[EXTRAIT]
┌──

À l’ouverture du Forum africain de l’eau ce mercredi à N’Djamena, le président gabonais Brice Clotaire Oligui Nguema a placé la question de l’accès universel à l’eau potable au cœur des priorités africaines. Dans une allocution axée sur la coopération, la souveraineté technique et la nécessité d’investissements adaptés, le chef de l’État gabonais a appelé les pays africains à unir leurs efforts pour relever ce qu’il considère comme « l’un des défis les plus pressants » du continent.
Prenant la parole devant plusieurs chefs d’État, responsables d’institutions régionales et partenaires internationaux, Brice Clotaire Oligui Nguema a d’abord adressé ses remerciements au président tchadien, le Maréchal Mahamat Idriss Déby Itno, pour son invitation et l’accueil réservé à sa délégation. Il a également salué l’initiative conjointe du Tchad et de la Banque mondiale ayant permis l’organisation de ce forum consacré à l’avenir de la ressource en eau en Afrique.

└──

[DONNÉES AFFICHÉES]

┌──

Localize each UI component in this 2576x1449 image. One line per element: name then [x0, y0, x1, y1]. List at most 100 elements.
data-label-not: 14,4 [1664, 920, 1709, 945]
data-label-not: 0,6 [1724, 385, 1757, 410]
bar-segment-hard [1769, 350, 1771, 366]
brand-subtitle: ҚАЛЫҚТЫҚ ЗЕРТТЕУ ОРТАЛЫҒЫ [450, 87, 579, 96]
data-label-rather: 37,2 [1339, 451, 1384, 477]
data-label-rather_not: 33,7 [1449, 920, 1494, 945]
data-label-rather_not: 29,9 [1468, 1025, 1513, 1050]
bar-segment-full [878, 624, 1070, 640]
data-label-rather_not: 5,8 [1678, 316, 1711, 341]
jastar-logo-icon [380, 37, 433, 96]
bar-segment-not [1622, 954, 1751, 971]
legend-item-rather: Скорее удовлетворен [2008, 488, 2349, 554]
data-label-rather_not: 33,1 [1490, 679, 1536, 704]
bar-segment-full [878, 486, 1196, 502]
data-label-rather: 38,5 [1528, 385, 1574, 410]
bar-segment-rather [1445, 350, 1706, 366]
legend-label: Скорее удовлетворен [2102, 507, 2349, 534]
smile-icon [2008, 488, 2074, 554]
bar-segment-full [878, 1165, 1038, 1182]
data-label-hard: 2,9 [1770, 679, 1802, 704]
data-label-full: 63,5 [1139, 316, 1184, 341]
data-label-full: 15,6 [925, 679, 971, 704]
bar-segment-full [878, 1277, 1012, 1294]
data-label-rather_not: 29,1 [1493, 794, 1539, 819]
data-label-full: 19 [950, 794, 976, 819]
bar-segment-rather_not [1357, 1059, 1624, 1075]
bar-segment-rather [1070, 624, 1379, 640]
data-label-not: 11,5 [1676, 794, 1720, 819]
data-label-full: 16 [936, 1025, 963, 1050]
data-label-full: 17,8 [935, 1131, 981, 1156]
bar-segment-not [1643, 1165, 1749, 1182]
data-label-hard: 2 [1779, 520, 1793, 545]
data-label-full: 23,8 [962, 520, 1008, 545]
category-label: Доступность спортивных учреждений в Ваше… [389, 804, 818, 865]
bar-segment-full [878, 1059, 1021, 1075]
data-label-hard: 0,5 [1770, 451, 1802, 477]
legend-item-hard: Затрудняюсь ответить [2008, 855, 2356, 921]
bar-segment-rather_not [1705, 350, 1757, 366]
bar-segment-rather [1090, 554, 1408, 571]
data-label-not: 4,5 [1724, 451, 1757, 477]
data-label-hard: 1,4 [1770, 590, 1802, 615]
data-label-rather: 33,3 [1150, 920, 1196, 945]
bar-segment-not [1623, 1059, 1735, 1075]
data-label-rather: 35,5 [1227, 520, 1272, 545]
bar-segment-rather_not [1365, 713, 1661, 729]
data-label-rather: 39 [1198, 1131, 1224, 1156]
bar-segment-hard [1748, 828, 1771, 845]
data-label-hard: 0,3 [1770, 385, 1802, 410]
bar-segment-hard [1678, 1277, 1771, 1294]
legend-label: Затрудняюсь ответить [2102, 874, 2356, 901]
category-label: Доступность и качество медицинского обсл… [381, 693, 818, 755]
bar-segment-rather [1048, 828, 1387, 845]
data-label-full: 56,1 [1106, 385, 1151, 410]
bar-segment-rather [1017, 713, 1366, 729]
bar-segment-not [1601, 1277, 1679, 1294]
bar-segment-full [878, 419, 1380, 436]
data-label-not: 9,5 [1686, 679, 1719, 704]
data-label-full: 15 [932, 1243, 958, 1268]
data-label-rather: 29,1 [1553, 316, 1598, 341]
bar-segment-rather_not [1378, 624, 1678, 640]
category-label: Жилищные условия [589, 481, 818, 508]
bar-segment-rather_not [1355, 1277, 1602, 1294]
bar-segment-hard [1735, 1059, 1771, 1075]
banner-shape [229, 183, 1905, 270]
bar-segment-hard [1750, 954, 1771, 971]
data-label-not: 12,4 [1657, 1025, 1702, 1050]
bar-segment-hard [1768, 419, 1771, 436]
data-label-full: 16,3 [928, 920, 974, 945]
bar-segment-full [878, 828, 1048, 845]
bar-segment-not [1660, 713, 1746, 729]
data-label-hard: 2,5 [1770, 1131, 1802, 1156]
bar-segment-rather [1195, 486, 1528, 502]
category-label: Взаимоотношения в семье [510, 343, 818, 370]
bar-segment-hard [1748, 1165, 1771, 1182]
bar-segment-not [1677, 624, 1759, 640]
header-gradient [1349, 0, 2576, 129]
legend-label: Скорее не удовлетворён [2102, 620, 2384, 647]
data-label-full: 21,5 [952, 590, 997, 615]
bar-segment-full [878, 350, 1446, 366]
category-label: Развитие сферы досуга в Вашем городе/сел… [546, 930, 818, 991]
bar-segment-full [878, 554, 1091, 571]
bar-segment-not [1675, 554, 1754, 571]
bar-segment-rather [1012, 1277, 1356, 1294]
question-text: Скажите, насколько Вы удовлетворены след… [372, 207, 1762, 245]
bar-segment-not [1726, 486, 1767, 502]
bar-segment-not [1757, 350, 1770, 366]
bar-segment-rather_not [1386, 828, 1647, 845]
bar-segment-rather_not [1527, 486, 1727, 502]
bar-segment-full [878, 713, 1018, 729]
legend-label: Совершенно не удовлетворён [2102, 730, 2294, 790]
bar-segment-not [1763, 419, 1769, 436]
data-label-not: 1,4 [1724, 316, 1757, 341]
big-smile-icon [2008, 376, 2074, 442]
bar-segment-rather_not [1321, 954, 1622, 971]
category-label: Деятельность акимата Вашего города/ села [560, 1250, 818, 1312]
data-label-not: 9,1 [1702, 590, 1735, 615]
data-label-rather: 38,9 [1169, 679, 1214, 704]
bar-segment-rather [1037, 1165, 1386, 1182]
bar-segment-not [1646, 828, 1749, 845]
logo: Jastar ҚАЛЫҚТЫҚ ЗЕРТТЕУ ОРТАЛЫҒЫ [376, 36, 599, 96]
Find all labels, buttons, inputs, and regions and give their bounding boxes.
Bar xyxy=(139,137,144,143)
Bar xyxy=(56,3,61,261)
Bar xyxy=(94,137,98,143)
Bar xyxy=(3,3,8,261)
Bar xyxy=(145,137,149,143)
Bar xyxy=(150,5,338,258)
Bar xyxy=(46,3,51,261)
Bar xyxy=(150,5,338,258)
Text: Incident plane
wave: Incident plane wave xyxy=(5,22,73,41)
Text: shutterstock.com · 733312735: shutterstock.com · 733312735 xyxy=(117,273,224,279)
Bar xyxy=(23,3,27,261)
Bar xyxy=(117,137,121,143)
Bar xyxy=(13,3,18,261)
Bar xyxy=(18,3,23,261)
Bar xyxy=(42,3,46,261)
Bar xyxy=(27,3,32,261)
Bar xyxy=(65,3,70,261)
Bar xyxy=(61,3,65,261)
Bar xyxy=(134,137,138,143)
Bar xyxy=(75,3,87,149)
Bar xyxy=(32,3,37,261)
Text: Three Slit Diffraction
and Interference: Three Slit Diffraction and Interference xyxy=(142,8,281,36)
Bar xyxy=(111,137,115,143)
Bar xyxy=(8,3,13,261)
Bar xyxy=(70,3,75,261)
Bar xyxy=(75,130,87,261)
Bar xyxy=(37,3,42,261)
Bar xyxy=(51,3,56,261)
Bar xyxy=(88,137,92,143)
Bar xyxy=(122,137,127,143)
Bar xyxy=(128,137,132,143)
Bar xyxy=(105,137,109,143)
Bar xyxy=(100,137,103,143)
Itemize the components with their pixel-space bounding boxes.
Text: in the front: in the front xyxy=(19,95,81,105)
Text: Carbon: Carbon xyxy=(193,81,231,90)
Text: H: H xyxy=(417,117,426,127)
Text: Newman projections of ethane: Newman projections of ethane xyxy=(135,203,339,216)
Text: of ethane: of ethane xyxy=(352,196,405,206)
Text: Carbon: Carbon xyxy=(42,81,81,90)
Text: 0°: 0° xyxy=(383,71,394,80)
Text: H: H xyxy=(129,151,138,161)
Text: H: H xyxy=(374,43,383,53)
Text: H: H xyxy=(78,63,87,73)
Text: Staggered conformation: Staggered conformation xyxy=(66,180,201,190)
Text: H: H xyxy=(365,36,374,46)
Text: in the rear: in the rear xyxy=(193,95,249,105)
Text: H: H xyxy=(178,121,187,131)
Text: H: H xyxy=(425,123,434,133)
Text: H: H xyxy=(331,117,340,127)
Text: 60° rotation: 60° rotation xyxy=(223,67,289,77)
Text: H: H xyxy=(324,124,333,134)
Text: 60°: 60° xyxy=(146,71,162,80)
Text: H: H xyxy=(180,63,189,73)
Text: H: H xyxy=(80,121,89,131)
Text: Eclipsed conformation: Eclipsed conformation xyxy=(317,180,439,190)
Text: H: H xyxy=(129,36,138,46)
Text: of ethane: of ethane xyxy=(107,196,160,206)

└──

[CONSIGNE 1]
Dans l'extrait sur le Forum africain de l'eau, à qui Brice Clotaire Oligui Nguema adresse-t-il d'abord ses remerciements ?
[CONSIGNE 2]
Rédigez la suite de l'extrait sur le Forum africain de l'eau en reprenant après sa dernière phrase.

[RÉPONSE FINALE 1]
Au président tchadien, le Maréchal Mahamat Idriss Déby Itno.

[RÉPONSE FINALE 2]
Selon le président gabonais, cette rencontre s’inscrit dans la dynamique de l’Agenda 2063 de l’Union africaine, notamment l’objectif visant à assurer une disponibilité durable de l’eau et des systèmes d’assainissement sûrs. Il a rappelé que malgré l’abondance des ressources hydriques du continent, avec des fleuves majeurs comme le Nil, le Congo, le Zambèze ou encore l’Ogooué, ainsi que de grands lacs tels que Victoria, Tanganyika et le lac Tchad, une grande partie des populations africaines reste privée d’un accès régulier à l’eau potable.
« L’eau est abondante à l’échelle du continent, mais demeure rare dans le quotidien de millions de ménages africains », a-t-il souligné, appelant les dirigeants africains à faire preuve de responsabilité collective afin de transformer cette réalité.
Pour le président gabonais, garantir l’accès à l’eau potable ne relève pas uniquement d’un choix politique, mais constitue « un impératif vital » pour la santé, le développement et la dignité des populations. Il a indiqué que cette ambition est inscrite comme un droit fondamental dans la Constitution gabonaise et représente le premier pilier de son projet de société pour la période 2025-2032.
Dans cette perspective, Brice Clotaire Oligui Nguema a présenté les réformes engagées par son gouvernement pour moderniser la gestion du secteur de l’eau. Il a notamment évoqué l’adoption, depuis 2023, d’un nouveau Code de l’eau, la réforme de la Société d’énergie et d’eau du Gabon (SEEG) avec la séparation des activités liées à l’eau et à l’électricité, ainsi que la préparation d’un Pacte national hydrique 2026-2035.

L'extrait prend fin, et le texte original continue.